YOUR INSTRUCTIONS: Write out only the lines running from the one that contains "Give me the" to the end of the material, both ends included.

DATA RECORDS:
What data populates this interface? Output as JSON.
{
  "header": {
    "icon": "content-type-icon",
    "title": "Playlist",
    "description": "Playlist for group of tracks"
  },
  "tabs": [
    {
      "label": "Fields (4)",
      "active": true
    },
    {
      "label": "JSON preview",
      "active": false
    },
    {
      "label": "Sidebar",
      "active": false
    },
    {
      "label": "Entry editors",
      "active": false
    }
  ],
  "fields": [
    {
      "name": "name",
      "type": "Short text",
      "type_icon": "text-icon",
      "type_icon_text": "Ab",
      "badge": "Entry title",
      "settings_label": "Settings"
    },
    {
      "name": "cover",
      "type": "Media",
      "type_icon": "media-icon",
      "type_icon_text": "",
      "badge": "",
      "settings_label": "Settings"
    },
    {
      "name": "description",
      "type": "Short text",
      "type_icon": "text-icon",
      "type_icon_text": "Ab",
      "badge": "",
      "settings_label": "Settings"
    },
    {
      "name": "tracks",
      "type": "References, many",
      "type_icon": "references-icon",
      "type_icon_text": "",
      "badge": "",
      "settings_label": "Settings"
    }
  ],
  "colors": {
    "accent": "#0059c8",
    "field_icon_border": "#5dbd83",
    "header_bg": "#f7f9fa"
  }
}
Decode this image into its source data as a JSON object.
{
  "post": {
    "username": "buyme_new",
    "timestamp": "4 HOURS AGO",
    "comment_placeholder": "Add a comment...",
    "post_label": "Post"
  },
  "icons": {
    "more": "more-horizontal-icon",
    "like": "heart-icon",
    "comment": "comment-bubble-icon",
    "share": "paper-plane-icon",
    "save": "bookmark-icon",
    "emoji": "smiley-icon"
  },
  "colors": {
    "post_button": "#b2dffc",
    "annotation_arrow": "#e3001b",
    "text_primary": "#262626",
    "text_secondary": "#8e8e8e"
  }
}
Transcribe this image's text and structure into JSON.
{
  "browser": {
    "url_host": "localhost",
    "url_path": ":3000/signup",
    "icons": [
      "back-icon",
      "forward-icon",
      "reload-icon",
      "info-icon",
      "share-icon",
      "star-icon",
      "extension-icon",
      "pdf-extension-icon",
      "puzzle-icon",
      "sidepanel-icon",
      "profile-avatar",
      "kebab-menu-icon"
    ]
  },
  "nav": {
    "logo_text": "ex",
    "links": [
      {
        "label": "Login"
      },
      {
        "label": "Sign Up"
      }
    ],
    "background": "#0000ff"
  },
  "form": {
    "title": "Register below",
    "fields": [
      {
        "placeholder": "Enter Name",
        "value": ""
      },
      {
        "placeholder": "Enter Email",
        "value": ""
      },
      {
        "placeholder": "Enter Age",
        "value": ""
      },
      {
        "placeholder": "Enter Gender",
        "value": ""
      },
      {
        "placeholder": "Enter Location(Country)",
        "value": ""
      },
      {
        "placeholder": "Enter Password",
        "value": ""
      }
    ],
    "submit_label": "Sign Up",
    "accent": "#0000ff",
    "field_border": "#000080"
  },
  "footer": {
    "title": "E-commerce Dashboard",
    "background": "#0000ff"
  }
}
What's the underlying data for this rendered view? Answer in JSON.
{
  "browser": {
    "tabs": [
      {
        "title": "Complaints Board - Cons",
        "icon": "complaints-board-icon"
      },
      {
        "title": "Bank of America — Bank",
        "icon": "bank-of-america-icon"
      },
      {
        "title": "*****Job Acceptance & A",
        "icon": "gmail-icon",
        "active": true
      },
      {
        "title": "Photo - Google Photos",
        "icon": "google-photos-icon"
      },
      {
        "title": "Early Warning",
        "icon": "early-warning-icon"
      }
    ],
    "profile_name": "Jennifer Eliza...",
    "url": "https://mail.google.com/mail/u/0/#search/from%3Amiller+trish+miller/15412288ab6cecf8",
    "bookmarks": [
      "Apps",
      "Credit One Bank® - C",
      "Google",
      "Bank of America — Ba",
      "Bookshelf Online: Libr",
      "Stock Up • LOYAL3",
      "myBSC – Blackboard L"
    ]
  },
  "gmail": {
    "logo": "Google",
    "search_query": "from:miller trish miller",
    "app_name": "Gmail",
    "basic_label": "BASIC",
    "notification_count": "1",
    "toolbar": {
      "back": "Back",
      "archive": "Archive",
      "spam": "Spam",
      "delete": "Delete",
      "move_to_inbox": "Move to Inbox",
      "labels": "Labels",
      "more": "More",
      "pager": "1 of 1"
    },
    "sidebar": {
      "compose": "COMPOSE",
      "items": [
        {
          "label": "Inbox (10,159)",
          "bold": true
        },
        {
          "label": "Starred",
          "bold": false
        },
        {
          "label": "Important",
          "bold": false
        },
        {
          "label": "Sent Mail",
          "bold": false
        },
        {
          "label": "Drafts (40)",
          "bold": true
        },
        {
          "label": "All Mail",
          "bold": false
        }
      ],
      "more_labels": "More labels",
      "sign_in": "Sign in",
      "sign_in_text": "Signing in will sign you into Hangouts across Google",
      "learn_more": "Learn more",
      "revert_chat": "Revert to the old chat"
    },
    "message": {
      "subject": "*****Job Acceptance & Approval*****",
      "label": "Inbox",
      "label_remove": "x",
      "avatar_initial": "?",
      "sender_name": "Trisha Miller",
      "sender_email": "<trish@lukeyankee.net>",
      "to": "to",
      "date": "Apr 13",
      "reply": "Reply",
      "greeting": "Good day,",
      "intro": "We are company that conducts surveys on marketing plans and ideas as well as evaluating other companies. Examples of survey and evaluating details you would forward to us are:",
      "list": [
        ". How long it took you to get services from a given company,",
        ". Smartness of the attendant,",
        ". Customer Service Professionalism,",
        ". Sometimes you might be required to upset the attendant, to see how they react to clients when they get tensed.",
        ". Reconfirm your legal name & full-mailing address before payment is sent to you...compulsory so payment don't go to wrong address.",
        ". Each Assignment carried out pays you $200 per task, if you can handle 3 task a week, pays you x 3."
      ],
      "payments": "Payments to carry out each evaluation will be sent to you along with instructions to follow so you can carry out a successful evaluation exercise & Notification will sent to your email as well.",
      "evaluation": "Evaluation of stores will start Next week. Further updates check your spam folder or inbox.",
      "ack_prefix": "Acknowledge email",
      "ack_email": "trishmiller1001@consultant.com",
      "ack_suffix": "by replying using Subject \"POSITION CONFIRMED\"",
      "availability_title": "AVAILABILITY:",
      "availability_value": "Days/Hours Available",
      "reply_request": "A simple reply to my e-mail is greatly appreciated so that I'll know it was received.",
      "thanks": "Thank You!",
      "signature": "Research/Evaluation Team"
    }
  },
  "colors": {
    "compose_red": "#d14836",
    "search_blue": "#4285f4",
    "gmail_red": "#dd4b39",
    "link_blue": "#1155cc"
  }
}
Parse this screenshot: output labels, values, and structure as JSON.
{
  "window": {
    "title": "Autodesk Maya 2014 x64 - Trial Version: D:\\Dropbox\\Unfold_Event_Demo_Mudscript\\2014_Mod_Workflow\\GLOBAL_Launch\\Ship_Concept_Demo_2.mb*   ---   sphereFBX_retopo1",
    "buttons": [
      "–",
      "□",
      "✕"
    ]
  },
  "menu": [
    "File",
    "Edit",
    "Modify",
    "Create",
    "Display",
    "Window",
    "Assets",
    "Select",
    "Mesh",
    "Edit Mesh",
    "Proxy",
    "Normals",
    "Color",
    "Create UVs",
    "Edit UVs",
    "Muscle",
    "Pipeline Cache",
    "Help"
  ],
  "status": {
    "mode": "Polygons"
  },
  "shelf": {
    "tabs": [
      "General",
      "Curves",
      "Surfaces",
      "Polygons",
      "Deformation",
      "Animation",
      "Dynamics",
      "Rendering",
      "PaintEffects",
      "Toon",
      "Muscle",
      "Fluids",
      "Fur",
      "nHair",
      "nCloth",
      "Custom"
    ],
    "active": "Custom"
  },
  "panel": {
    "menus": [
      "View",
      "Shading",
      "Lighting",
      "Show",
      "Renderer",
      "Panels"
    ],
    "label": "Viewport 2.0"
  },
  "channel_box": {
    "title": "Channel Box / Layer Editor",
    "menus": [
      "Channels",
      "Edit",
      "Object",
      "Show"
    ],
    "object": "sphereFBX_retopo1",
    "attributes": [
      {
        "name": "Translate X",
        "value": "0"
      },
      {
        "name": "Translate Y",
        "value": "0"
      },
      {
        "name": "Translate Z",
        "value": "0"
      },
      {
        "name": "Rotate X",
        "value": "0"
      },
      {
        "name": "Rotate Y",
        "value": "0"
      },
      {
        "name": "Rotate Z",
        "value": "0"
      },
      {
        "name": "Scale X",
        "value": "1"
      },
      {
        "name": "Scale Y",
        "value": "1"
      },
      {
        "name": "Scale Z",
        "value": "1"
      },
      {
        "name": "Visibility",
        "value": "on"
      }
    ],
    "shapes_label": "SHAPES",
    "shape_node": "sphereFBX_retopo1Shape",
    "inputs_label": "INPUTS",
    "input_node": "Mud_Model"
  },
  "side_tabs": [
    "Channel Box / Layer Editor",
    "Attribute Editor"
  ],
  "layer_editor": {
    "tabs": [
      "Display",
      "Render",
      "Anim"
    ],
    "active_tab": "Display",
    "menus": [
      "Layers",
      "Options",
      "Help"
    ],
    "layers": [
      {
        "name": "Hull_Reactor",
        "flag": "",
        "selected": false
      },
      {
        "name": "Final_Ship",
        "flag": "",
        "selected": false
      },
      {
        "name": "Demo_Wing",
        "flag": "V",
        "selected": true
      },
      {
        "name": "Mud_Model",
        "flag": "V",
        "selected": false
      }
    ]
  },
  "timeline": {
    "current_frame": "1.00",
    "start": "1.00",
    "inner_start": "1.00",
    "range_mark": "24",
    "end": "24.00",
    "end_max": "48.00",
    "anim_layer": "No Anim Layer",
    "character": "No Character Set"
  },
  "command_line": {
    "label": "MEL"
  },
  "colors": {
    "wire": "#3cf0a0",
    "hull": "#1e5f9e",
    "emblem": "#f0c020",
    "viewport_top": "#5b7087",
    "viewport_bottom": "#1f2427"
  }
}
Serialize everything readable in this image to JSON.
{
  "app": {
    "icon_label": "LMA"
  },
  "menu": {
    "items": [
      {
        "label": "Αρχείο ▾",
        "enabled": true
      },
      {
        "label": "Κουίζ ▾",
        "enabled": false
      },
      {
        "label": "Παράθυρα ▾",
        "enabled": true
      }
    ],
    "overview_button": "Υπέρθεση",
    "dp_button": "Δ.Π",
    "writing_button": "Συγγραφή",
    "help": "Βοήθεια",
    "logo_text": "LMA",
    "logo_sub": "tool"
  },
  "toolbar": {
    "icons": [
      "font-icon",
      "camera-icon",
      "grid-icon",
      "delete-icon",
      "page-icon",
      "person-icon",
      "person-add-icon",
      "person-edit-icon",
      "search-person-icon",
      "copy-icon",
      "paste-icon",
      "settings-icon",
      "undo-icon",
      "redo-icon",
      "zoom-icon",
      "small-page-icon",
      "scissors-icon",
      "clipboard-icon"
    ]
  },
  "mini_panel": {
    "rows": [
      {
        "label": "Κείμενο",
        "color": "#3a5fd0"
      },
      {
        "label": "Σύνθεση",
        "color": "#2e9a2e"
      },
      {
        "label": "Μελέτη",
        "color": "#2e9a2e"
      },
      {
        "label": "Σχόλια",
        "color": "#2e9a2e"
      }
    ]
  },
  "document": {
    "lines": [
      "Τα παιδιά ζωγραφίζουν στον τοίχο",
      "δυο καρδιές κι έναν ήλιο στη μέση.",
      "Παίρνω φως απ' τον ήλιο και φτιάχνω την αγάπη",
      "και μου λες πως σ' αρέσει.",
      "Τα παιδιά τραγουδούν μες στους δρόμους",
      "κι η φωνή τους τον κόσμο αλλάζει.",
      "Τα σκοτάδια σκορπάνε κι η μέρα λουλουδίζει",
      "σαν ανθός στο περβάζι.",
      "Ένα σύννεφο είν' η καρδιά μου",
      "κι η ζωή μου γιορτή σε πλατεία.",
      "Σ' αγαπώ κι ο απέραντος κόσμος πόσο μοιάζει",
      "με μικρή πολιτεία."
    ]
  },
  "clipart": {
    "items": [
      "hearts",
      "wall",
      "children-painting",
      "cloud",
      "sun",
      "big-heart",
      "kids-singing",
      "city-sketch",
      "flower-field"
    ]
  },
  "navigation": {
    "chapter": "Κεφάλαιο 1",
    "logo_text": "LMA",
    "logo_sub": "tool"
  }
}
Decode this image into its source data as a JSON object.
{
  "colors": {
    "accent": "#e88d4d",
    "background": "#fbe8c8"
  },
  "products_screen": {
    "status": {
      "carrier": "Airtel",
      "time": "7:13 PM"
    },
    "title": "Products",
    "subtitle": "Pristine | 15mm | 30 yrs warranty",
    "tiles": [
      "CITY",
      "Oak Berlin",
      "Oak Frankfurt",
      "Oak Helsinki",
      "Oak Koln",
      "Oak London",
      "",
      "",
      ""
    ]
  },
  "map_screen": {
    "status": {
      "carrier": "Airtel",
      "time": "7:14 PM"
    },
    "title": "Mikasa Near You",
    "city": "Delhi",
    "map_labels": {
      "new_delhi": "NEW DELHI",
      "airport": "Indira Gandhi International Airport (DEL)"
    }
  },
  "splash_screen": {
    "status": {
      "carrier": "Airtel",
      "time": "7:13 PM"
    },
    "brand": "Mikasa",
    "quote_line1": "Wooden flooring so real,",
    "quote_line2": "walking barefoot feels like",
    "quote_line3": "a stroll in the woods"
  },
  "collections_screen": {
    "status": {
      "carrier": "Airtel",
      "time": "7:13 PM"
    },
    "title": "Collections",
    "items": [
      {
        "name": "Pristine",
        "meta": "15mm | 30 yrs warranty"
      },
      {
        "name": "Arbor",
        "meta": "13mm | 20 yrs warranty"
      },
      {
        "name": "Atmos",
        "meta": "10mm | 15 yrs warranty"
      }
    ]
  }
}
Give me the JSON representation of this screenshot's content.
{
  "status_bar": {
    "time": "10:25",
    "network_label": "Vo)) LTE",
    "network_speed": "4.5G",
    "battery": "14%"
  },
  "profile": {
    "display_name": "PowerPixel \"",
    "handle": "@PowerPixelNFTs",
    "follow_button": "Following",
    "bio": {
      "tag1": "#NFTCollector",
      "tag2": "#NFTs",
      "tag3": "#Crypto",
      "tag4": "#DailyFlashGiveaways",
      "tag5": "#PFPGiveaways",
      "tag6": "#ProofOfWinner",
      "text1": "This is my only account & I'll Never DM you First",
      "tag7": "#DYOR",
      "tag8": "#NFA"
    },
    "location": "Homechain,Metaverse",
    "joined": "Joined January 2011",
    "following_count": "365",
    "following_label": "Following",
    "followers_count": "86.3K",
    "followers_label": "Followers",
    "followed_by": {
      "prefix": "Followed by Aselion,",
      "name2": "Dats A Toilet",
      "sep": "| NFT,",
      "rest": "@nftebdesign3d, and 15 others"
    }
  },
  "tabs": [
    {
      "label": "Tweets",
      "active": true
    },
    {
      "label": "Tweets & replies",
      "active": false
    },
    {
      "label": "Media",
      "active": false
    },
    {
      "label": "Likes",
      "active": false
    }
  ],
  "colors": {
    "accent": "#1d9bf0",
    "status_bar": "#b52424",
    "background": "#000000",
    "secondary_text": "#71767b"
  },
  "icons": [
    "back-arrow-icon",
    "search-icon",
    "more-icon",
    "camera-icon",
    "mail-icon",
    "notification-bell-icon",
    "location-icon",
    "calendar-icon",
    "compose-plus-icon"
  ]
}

WRITTEN SOLUTION:
Give me the JSON representation of this screenshot's content.
{
  "status_bar": {
    "time": "10:25",
    "network_label": "Vo)) LTE",
    "network_speed": "4.5G",
    "battery": "14%"
  },
  "profile": {
    "display_name": "PowerPixel \"",
    "handle": "@PowerPixelNFTs",
    "follow_button": "Following",
    "bio": {
      "tag1": "#NFTCollector",
      "tag2": "#NFTs",
      "tag3": "#Crypto",
      "tag4": "#DailyFlashGiveaways",
      "tag5": "#PFPGiveaways",
      "tag6": "#ProofOfWinner",
      "text1": "This is my only account & I'll Never DM you First",
      "tag7": "#DYOR",
      "tag8": "#NFA"
    },
    "location": "Homechain,Metaverse",
    "joined": "Joined January 2011",
    "following_count": "365",
    "following_label": "Following",
    "followers_count": "86.3K",
    "followers_label": "Followers",
    "followed_by": {
      "prefix": "Followed by Aselion,",
      "name2": "Dats A Toilet",
      "sep": "| NFT,",
      "rest": "@nftebdesign3d, and 15 others"
    }
  },
  "tabs": [
    {
      "label": "Tweets",
      "active": true
    },
    {
      "label": "Tweets & replies",
      "active": false
    },
    {
      "label": "Media",
      "active": false
    },
    {
      "label": "Likes",
      "active": false
    }
  ],
  "colors": {
    "accent": "#1d9bf0",
    "status_bar": "#b52424",
    "background": "#000000",
    "secondary_text": "#71767b"
  },
  "icons": [
    "back-arrow-icon",
    "search-icon",
    "more-icon",
    "camera-icon",
    "mail-icon",
    "notification-bell-icon",
    "location-icon",
    "calendar-icon",
    "compose-plus-icon"
  ]
}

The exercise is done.